╭──
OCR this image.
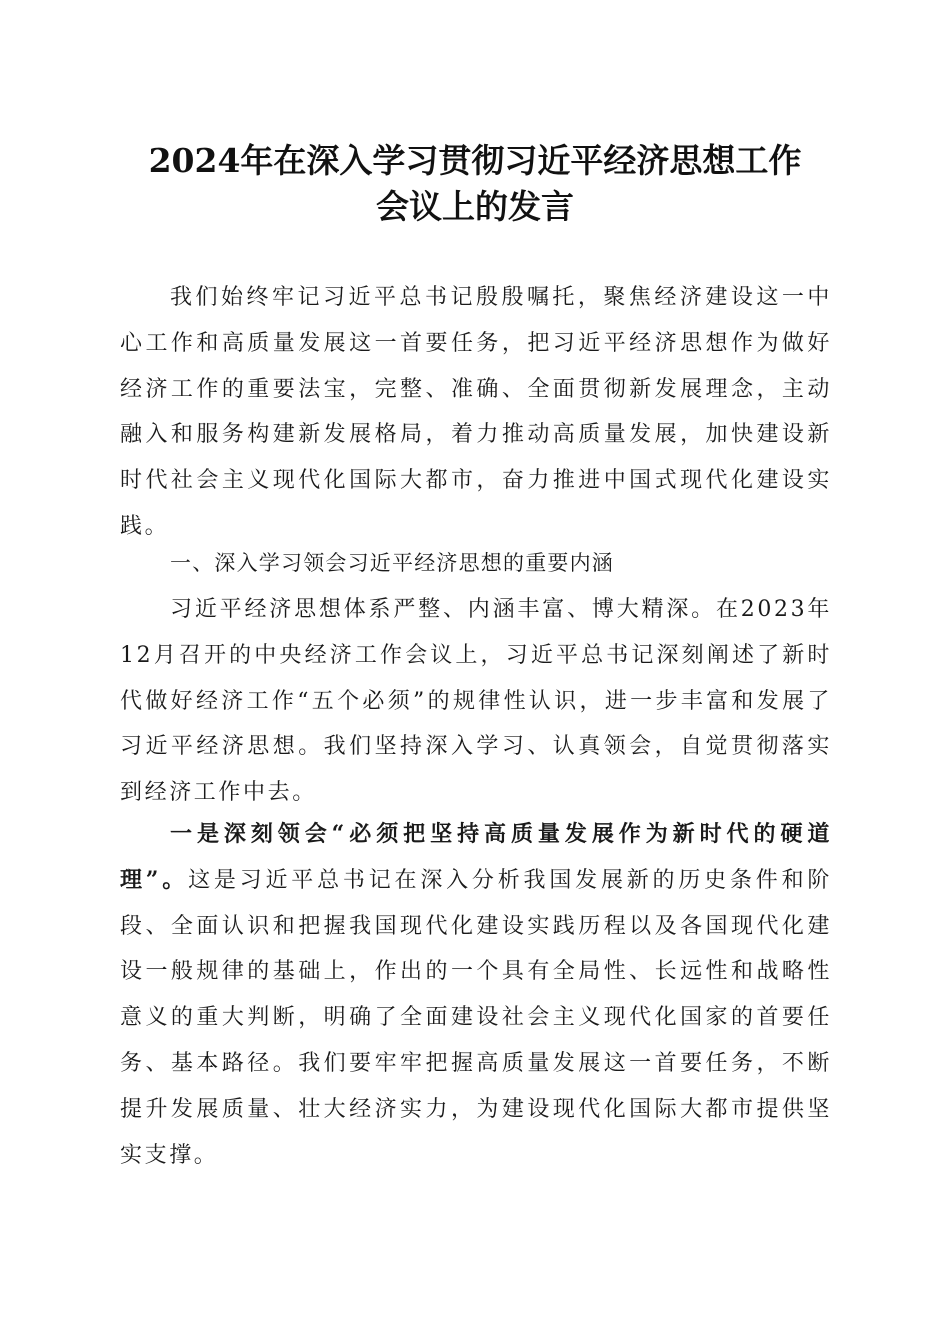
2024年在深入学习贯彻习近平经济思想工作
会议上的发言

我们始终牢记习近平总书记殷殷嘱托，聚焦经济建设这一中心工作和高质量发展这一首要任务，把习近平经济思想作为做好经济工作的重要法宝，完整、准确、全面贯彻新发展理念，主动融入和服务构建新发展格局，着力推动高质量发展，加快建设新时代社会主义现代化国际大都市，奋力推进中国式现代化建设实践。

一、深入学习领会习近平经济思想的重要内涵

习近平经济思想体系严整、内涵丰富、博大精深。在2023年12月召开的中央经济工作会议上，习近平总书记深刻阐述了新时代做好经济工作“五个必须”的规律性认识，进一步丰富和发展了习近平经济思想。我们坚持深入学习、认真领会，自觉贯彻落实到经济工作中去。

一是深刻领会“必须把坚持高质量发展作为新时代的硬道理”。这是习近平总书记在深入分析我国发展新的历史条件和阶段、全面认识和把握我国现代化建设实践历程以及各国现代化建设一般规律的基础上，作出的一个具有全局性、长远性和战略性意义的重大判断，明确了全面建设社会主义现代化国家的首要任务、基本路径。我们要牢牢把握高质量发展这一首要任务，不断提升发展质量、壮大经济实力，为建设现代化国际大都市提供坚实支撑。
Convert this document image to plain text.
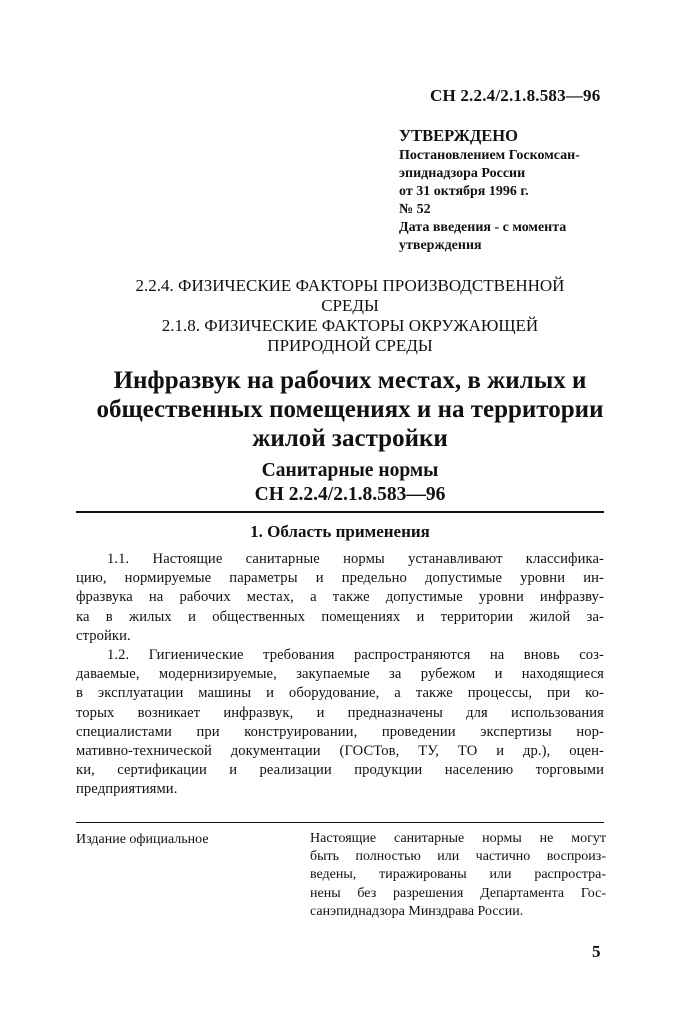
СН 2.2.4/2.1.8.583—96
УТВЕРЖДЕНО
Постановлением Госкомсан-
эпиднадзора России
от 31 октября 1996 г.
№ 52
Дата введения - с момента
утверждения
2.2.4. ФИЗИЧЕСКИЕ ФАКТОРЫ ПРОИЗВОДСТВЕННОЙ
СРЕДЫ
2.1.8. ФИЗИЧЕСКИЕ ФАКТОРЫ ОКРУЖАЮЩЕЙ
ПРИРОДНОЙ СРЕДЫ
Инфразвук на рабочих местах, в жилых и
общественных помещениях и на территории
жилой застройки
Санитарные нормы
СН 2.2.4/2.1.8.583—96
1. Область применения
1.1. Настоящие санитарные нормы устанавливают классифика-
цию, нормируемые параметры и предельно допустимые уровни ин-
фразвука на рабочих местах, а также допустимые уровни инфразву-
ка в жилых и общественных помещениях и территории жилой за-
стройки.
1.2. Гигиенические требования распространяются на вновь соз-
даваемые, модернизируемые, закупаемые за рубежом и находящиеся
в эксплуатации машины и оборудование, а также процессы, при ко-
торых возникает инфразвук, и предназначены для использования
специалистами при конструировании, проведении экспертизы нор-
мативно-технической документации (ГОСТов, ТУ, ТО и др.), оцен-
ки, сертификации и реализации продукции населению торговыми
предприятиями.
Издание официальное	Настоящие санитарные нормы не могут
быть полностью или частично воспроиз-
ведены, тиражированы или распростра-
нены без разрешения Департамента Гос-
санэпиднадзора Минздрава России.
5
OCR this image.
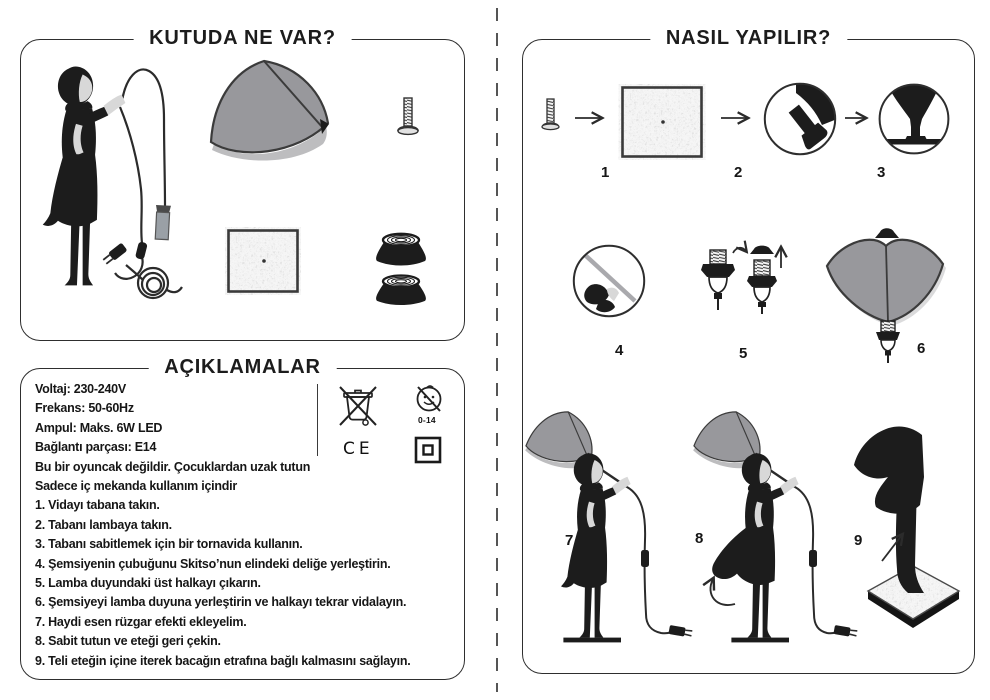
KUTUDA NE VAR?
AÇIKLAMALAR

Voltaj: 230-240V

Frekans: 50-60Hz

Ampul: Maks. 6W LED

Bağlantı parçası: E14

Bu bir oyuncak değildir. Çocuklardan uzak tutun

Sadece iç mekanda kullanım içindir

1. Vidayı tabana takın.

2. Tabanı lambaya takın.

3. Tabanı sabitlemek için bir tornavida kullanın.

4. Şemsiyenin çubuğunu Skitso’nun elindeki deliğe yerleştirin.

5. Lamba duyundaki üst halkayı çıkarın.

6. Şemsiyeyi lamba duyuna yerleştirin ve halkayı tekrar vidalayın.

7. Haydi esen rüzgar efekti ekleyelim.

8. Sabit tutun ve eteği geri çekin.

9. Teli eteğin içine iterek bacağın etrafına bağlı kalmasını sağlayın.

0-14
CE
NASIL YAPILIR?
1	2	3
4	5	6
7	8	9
╰──
╭──
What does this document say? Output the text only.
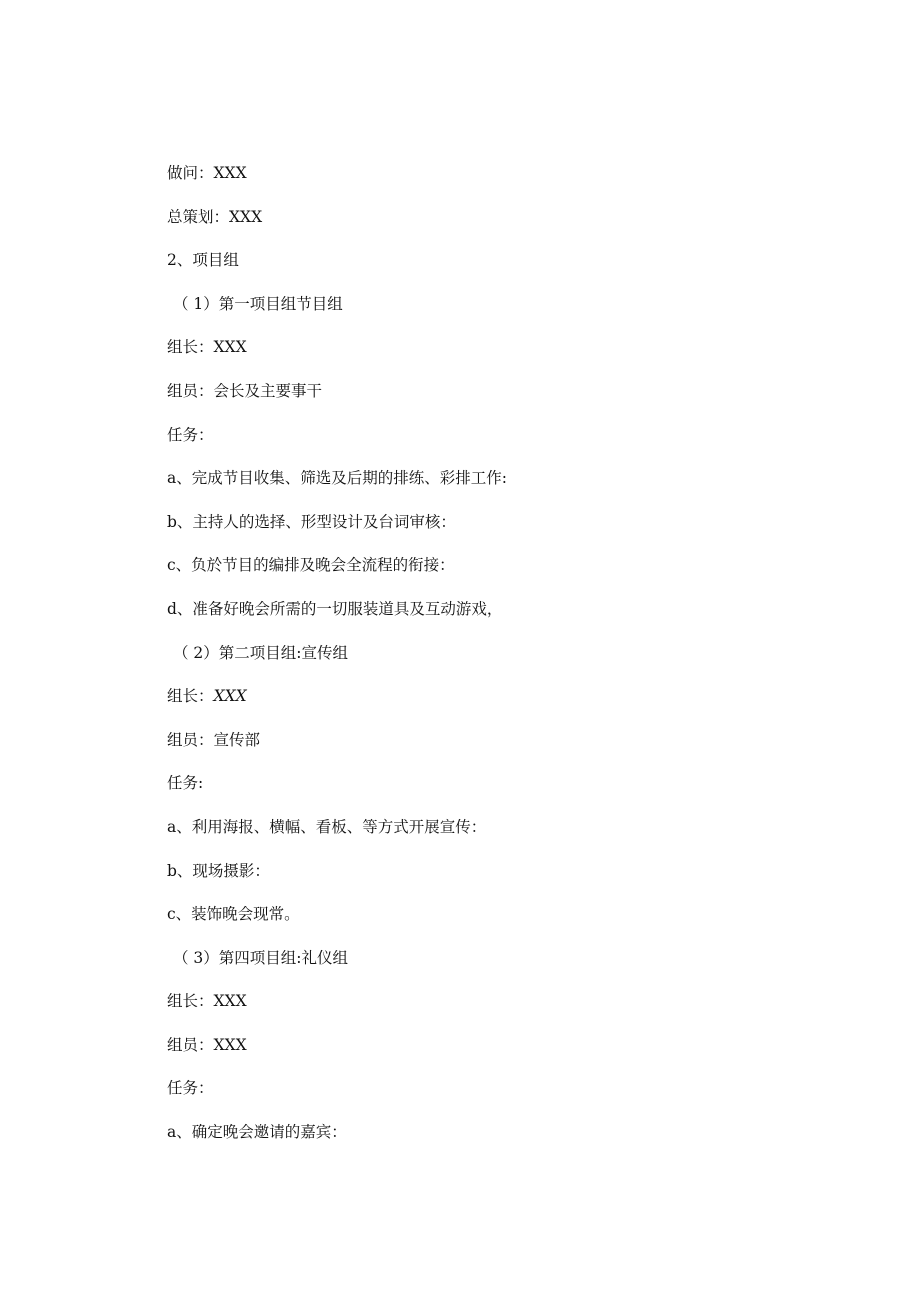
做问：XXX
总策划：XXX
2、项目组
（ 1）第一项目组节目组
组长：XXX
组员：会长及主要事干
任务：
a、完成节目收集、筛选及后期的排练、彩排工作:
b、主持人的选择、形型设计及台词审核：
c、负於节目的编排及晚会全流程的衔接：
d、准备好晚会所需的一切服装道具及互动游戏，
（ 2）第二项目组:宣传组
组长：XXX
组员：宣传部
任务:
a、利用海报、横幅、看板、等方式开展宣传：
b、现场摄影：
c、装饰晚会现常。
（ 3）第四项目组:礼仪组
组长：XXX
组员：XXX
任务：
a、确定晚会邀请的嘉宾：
╰──
╭──
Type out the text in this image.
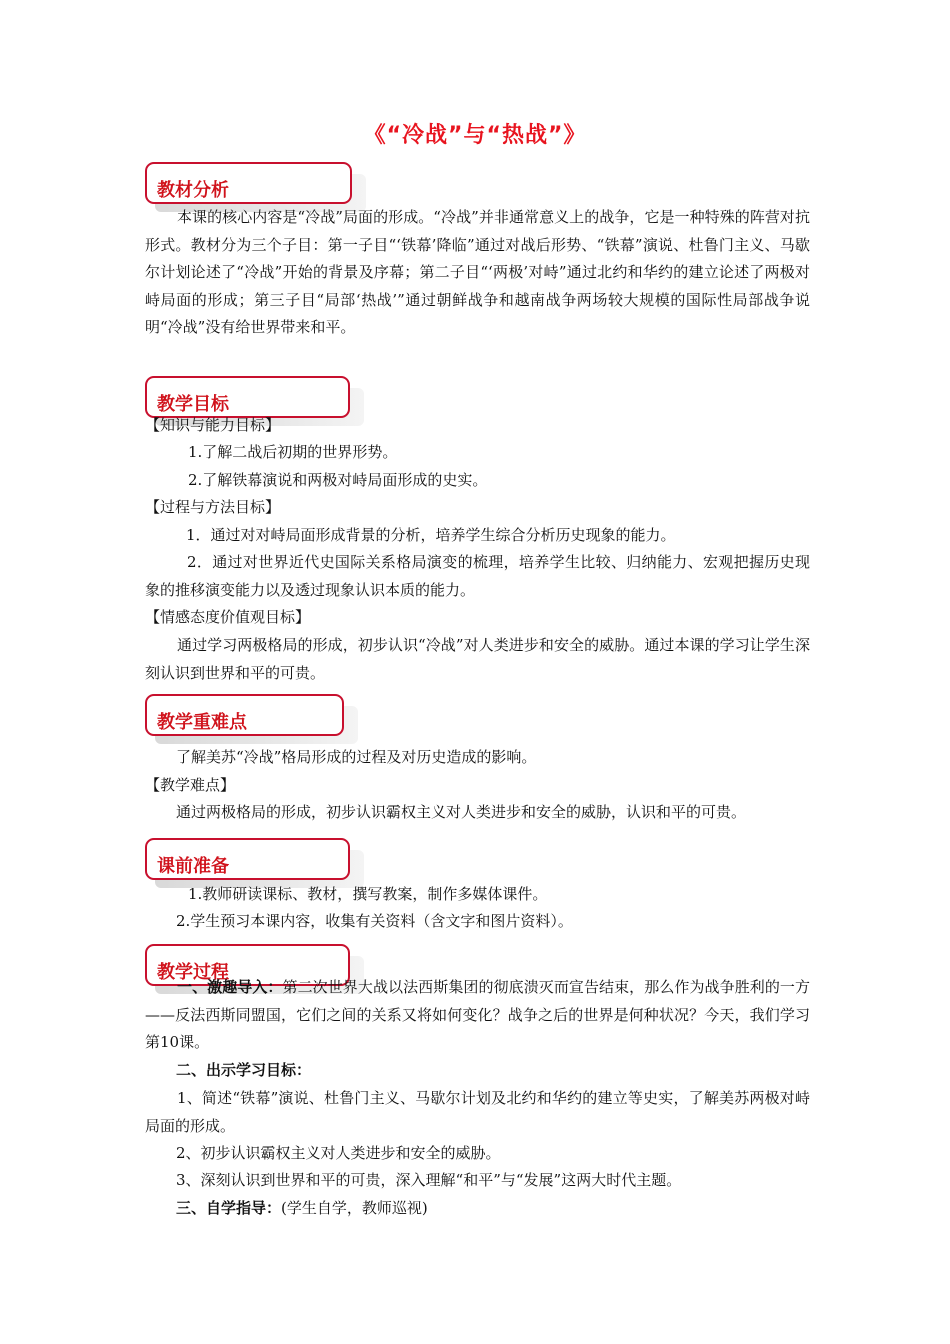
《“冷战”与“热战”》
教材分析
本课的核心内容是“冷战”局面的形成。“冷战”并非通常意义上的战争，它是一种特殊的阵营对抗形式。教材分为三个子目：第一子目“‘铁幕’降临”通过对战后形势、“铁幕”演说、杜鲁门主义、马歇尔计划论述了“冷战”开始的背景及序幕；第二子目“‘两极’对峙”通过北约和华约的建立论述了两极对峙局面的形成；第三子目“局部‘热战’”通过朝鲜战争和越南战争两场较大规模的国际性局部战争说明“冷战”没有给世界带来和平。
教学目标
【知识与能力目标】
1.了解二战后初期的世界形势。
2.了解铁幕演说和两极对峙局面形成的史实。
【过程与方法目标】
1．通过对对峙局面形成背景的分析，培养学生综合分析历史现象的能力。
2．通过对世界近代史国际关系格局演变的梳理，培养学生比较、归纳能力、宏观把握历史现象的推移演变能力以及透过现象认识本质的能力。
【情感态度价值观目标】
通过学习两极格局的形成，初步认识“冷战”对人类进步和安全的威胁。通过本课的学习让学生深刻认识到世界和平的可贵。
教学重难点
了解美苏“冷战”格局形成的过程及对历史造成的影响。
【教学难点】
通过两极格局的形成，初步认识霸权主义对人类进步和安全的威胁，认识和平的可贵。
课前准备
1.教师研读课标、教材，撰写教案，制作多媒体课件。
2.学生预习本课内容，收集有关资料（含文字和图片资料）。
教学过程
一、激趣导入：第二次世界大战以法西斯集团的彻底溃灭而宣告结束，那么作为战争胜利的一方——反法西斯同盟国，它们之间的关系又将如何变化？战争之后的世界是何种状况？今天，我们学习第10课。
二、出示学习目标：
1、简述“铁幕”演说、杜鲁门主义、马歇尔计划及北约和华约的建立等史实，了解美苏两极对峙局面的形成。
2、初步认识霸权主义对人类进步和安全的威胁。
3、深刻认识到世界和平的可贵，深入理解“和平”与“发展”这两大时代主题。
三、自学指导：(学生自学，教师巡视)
╰──
> [Aim]:
Say how many lines in the entries contain the string "территории", and say nothing else.

> [Correct response]:
2